====== EXTRACTED INFORMATION

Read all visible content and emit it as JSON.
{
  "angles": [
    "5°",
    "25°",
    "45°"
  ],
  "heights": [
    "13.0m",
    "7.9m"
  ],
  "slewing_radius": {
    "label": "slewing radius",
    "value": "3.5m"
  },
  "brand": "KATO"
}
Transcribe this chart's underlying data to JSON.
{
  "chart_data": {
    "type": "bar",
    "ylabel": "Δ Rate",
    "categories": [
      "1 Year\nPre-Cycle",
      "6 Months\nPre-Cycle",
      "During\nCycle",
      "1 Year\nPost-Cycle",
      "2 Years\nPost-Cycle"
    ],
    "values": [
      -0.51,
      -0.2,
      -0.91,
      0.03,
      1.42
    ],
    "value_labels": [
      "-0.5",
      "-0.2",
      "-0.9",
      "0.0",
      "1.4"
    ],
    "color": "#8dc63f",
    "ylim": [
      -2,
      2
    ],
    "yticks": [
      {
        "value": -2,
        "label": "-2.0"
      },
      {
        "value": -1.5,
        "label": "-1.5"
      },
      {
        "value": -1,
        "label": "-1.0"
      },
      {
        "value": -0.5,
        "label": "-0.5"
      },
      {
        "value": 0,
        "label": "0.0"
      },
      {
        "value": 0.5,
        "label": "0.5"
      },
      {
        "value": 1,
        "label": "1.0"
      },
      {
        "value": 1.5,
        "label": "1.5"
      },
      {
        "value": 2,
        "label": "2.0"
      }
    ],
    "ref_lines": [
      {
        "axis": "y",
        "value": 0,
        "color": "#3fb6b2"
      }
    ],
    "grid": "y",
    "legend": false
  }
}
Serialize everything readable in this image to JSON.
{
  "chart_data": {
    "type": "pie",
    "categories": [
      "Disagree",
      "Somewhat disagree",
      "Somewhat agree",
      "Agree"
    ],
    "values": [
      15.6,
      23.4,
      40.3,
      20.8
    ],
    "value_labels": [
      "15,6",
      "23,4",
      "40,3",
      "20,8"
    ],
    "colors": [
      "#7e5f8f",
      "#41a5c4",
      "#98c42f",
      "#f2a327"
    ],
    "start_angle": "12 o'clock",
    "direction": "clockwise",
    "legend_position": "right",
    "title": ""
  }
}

============
====== EXTRACTED INFORMATION

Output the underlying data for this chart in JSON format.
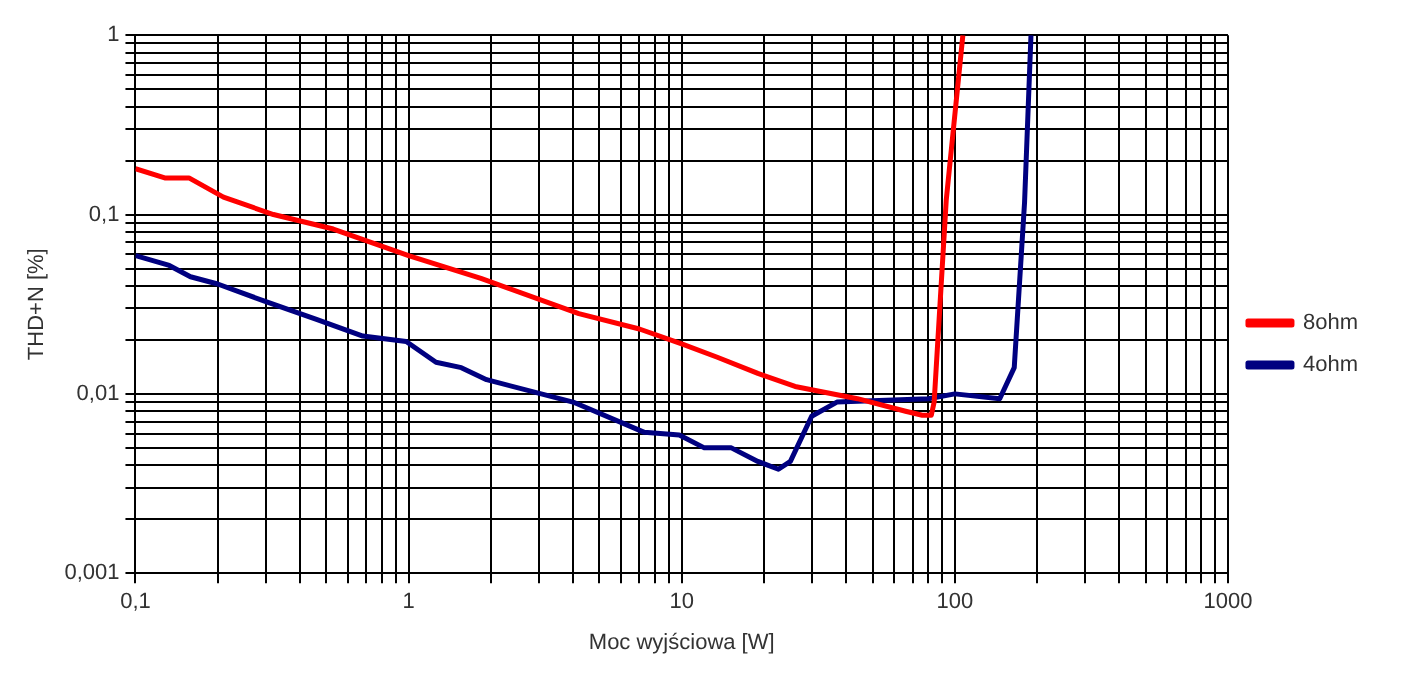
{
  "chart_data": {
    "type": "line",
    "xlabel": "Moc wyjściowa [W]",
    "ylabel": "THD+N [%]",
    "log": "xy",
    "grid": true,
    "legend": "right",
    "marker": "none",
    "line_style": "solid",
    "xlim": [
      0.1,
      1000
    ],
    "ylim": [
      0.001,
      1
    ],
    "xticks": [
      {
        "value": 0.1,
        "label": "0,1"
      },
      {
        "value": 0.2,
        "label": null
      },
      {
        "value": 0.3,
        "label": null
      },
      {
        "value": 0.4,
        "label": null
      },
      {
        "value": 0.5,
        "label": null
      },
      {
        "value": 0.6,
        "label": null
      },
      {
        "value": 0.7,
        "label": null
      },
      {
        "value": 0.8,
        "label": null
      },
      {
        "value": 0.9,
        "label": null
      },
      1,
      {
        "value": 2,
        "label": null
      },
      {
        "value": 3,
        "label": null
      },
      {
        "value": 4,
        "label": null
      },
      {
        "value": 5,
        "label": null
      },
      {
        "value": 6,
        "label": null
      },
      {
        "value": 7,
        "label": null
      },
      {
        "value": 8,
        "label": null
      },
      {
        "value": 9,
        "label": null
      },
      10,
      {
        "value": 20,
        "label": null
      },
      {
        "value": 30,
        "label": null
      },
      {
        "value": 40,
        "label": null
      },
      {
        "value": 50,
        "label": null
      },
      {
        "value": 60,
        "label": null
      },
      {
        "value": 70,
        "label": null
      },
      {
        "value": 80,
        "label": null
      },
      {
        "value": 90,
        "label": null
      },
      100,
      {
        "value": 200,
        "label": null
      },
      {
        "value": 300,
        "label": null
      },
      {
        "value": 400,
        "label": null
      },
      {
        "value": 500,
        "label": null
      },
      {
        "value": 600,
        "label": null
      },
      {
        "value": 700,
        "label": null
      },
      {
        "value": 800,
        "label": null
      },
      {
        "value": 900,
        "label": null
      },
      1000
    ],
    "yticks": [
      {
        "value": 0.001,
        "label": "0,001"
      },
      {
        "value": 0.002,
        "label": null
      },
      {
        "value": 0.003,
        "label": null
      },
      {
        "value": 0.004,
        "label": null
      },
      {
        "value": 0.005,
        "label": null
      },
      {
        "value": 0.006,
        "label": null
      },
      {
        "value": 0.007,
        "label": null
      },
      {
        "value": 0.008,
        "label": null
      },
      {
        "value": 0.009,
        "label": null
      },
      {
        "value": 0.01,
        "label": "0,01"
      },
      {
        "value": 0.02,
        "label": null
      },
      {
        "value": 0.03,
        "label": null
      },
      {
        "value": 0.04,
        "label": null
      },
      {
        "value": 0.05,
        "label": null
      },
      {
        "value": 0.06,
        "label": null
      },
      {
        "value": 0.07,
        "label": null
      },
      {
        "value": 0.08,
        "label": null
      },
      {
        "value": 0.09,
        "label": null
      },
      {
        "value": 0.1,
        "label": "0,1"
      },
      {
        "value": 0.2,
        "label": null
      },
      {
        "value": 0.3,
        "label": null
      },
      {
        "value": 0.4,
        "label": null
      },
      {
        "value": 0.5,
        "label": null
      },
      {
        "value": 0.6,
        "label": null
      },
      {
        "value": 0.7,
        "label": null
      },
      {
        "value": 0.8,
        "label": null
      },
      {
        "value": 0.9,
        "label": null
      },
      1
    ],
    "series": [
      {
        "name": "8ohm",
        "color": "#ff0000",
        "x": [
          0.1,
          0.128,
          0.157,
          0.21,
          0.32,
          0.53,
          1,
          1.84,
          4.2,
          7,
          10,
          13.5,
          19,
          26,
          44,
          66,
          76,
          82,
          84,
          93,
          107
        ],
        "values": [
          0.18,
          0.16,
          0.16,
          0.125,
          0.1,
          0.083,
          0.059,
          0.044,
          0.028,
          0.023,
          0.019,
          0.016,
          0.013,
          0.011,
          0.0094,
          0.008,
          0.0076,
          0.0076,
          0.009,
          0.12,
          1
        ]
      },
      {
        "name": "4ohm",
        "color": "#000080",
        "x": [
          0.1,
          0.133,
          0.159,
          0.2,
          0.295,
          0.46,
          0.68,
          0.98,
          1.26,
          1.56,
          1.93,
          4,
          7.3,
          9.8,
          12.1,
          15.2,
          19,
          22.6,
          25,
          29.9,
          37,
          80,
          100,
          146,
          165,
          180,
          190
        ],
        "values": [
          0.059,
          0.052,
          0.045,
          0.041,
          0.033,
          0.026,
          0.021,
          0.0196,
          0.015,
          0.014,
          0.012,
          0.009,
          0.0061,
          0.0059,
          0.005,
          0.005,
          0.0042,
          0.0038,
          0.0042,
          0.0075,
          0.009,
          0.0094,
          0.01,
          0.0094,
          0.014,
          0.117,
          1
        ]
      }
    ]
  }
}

============

*GIVEN INSTRUCTION*:
Pick out the lines above that hold the string "underlying" and show them.

*RESULT*:
Transcribe this chart's underlying data to JSON.
Output the underlying data for this chart in JSON format.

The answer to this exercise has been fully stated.